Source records

:::

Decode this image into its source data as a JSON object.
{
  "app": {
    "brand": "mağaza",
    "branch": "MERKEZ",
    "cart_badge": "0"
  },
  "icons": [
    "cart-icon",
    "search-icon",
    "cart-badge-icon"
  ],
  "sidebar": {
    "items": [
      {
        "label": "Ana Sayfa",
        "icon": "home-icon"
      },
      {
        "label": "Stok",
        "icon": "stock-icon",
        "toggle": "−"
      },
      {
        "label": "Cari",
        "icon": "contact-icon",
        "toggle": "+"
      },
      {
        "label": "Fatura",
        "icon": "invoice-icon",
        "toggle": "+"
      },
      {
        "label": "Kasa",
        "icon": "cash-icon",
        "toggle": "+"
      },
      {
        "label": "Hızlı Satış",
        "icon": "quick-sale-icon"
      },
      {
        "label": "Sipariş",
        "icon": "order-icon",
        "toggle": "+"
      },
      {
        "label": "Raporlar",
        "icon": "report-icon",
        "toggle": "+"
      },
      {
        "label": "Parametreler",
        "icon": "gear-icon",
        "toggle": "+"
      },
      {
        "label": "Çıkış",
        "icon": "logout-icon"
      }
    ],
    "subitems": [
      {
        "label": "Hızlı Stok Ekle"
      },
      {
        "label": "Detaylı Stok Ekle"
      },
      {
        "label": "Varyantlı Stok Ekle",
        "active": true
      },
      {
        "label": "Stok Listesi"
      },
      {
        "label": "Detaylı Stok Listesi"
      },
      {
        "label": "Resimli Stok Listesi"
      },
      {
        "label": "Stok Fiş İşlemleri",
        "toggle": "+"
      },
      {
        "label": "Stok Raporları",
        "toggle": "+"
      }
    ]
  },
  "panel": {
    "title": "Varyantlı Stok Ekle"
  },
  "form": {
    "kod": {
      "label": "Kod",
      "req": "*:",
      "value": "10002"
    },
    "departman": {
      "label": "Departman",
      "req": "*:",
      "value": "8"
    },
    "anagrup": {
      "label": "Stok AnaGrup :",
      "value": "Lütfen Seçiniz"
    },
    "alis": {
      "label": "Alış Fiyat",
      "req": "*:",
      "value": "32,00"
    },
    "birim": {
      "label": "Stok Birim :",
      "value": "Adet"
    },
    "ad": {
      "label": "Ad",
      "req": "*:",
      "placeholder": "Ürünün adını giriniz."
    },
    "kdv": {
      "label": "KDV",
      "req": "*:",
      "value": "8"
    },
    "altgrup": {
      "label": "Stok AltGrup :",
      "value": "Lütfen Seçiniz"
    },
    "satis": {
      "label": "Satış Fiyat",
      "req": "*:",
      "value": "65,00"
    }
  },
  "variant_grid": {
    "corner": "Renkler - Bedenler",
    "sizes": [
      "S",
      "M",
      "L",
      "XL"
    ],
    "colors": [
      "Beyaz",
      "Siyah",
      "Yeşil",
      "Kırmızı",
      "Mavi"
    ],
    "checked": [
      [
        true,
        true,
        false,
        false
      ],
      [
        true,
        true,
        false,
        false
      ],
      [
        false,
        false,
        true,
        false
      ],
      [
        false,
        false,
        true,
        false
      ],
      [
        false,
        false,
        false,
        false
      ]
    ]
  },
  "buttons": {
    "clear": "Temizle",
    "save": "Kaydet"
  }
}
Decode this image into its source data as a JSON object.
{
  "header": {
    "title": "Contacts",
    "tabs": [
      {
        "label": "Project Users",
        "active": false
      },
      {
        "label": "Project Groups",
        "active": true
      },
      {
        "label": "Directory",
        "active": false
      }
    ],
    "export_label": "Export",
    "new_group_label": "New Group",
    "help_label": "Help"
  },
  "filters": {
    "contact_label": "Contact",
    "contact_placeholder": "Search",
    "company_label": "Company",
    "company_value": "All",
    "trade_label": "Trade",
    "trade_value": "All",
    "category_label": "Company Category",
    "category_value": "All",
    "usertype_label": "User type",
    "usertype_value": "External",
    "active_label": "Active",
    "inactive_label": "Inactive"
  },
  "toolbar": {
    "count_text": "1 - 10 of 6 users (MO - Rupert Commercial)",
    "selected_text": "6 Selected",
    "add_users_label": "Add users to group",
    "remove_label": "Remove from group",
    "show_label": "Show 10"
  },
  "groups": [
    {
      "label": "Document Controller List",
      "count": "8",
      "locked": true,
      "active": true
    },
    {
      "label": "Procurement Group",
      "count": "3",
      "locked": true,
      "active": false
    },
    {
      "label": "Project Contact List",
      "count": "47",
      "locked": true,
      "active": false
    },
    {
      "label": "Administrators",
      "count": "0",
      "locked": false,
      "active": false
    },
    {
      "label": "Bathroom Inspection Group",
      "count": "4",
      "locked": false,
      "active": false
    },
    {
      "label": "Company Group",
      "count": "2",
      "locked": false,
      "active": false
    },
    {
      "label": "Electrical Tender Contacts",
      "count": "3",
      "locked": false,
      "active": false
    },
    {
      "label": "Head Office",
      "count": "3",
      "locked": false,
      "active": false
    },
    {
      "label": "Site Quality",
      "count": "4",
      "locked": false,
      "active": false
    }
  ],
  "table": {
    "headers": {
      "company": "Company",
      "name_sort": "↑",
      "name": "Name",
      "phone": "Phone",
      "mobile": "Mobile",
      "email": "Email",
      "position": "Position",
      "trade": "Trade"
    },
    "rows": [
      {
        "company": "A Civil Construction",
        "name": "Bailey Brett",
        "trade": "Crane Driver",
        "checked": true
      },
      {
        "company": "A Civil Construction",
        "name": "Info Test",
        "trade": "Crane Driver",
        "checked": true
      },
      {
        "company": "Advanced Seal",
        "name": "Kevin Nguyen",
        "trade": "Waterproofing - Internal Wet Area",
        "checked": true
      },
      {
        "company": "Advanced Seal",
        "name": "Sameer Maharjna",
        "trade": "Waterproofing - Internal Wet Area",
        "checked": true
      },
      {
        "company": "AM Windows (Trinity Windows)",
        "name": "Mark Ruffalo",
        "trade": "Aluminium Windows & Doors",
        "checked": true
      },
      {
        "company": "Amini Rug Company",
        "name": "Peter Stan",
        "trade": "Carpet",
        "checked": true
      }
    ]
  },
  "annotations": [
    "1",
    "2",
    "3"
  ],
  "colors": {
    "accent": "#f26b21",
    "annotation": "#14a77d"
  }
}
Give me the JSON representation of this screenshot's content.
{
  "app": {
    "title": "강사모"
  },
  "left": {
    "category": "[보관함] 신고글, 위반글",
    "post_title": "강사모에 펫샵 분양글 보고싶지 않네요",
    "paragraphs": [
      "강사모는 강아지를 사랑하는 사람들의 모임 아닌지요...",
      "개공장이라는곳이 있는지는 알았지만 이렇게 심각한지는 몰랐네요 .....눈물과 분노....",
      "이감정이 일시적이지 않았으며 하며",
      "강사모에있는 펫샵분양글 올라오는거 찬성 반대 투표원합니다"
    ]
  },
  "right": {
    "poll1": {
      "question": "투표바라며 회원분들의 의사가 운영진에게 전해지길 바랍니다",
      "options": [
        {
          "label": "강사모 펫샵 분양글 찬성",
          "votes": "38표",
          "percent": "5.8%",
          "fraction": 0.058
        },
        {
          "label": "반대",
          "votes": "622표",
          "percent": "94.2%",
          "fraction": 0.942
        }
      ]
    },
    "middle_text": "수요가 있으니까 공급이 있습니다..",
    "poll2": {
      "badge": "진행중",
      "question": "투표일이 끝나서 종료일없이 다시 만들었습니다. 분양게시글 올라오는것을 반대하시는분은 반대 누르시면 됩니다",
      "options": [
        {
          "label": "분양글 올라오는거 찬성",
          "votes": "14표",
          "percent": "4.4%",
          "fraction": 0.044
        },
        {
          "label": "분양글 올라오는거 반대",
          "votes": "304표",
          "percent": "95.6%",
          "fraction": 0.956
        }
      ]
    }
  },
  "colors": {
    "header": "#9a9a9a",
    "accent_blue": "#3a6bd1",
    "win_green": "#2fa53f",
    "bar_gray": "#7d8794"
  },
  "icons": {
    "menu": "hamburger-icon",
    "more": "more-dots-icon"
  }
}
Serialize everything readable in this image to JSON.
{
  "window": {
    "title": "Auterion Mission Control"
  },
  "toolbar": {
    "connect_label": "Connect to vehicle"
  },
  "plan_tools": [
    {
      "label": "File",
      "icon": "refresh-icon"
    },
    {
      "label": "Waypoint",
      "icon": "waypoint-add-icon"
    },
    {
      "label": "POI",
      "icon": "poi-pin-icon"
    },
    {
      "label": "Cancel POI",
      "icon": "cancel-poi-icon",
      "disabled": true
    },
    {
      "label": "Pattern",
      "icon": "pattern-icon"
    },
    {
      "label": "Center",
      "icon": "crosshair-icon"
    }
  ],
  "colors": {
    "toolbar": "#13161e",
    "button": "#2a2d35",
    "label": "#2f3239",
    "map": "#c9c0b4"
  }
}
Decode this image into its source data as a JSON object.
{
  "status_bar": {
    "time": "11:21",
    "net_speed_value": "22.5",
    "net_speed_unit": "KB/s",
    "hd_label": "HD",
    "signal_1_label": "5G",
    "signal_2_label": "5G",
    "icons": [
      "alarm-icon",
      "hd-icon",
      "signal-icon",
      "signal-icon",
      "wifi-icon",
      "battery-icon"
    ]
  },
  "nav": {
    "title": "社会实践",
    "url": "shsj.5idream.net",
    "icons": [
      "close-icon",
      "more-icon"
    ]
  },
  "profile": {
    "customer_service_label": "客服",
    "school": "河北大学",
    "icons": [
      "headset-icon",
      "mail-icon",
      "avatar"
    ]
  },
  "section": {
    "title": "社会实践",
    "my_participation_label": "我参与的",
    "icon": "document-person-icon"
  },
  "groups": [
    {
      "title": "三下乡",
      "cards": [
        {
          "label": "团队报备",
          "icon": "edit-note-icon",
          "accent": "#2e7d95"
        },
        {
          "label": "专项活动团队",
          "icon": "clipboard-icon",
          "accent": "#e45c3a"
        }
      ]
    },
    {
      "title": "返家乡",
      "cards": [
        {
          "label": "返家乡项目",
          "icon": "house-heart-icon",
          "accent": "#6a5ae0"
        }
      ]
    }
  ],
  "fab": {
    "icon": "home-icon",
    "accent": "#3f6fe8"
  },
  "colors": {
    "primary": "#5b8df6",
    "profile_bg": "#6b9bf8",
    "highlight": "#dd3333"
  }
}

:::

▸ Aim
What is the number of lines in this listing that contain the word "question"? Answer with that number and nothing else.

▸ Full solution
2